*EXERCISE INPUT*.
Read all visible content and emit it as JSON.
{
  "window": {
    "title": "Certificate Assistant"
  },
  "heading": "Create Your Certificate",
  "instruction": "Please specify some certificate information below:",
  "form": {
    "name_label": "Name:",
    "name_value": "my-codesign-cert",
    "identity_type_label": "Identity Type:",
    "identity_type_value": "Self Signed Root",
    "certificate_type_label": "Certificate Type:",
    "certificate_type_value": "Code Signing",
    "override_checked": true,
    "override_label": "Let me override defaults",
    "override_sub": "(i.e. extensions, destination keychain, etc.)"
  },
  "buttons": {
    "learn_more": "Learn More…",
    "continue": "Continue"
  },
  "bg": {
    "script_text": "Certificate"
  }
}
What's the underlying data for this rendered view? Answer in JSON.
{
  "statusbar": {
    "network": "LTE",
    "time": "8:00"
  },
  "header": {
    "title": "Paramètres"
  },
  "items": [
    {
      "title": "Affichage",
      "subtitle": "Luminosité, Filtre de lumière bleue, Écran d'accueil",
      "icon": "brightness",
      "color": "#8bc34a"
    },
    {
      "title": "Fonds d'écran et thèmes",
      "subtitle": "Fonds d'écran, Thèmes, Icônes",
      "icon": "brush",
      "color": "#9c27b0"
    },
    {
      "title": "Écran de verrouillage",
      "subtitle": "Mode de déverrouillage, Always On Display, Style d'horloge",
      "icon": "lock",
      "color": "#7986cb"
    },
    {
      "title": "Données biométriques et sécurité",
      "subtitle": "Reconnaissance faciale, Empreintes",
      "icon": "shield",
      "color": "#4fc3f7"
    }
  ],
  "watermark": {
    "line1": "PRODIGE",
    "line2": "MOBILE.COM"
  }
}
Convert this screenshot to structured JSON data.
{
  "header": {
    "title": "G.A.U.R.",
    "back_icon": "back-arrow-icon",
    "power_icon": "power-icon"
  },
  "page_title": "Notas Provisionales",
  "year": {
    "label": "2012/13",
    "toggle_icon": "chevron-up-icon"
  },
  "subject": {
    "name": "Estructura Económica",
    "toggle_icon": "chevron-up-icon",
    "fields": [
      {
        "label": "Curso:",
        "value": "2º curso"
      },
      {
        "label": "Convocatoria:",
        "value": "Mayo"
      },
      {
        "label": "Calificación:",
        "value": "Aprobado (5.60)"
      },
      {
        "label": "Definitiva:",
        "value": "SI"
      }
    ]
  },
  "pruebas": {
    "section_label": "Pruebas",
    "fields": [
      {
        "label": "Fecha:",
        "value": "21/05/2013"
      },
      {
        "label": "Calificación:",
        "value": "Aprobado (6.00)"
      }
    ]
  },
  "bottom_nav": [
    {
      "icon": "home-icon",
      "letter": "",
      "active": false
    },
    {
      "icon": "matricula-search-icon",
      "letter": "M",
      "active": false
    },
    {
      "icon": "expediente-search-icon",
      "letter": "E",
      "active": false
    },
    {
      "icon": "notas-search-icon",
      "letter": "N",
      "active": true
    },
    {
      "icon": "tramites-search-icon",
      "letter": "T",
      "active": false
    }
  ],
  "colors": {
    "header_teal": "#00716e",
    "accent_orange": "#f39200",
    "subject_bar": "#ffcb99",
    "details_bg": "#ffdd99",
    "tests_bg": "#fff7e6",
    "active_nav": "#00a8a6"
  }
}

*WHAT TO PRODUCE*.
Return all of the data exactly as it reads.

*FULL ANSWER*.
Read all visible content and emit it as JSON.
{
  "window": {
    "title": "Certificate Assistant"
  },
  "heading": "Create Your Certificate",
  "instruction": "Please specify some certificate information below:",
  "form": {
    "name_label": "Name:",
    "name_value": "my-codesign-cert",
    "identity_type_label": "Identity Type:",
    "identity_type_value": "Self Signed Root",
    "certificate_type_label": "Certificate Type:",
    "certificate_type_value": "Code Signing",
    "override_checked": true,
    "override_label": "Let me override defaults",
    "override_sub": "(i.e. extensions, destination keychain, etc.)"
  },
  "buttons": {
    "learn_more": "Learn More…",
    "continue": "Continue"
  },
  "bg": {
    "script_text": "Certificate"
  }
}
What's the underlying data for this rendered view? Answer in JSON.
{
  "statusbar": {
    "network": "LTE",
    "time": "8:00"
  },
  "header": {
    "title": "Paramètres"
  },
  "items": [
    {
      "title": "Affichage",
      "subtitle": "Luminosité, Filtre de lumière bleue, Écran d'accueil",
      "icon": "brightness",
      "color": "#8bc34a"
    },
    {
      "title": "Fonds d'écran et thèmes",
      "subtitle": "Fonds d'écran, Thèmes, Icônes",
      "icon": "brush",
      "color": "#9c27b0"
    },
    {
      "title": "Écran de verrouillage",
      "subtitle": "Mode de déverrouillage, Always On Display, Style d'horloge",
      "icon": "lock",
      "color": "#7986cb"
    },
    {
      "title": "Données biométriques et sécurité",
      "subtitle": "Reconnaissance faciale, Empreintes",
      "icon": "shield",
      "color": "#4fc3f7"
    }
  ],
  "watermark": {
    "line1": "PRODIGE",
    "line2": "MOBILE.COM"
  }
}
Convert this screenshot to structured JSON data.
{
  "header": {
    "title": "G.A.U.R.",
    "back_icon": "back-arrow-icon",
    "power_icon": "power-icon"
  },
  "page_title": "Notas Provisionales",
  "year": {
    "label": "2012/13",
    "toggle_icon": "chevron-up-icon"
  },
  "subject": {
    "name": "Estructura Económica",
    "toggle_icon": "chevron-up-icon",
    "fields": [
      {
        "label": "Curso:",
        "value": "2º curso"
      },
      {
        "label": "Convocatoria:",
        "value": "Mayo"
      },
      {
        "label": "Calificación:",
        "value": "Aprobado (5.60)"
      },
      {
        "label": "Definitiva:",
        "value": "SI"
      }
    ]
  },
  "pruebas": {
    "section_label": "Pruebas",
    "fields": [
      {
        "label": "Fecha:",
        "value": "21/05/2013"
      },
      {
        "label": "Calificación:",
        "value": "Aprobado (6.00)"
      }
    ]
  },
  "bottom_nav": [
    {
      "icon": "home-icon",
      "letter": "",
      "active": false
    },
    {
      "icon": "matricula-search-icon",
      "letter": "M",
      "active": false
    },
    {
      "icon": "expediente-search-icon",
      "letter": "E",
      "active": false
    },
    {
      "icon": "notas-search-icon",
      "letter": "N",
      "active": true
    },
    {
      "icon": "tramites-search-icon",
      "letter": "T",
      "active": false
    }
  ],
  "colors": {
    "header_teal": "#00716e",
    "accent_orange": "#f39200",
    "subject_bar": "#ffcb99",
    "details_bg": "#ffdd99",
    "tests_bg": "#fff7e6",
    "active_nav": "#00a8a6"
  }
}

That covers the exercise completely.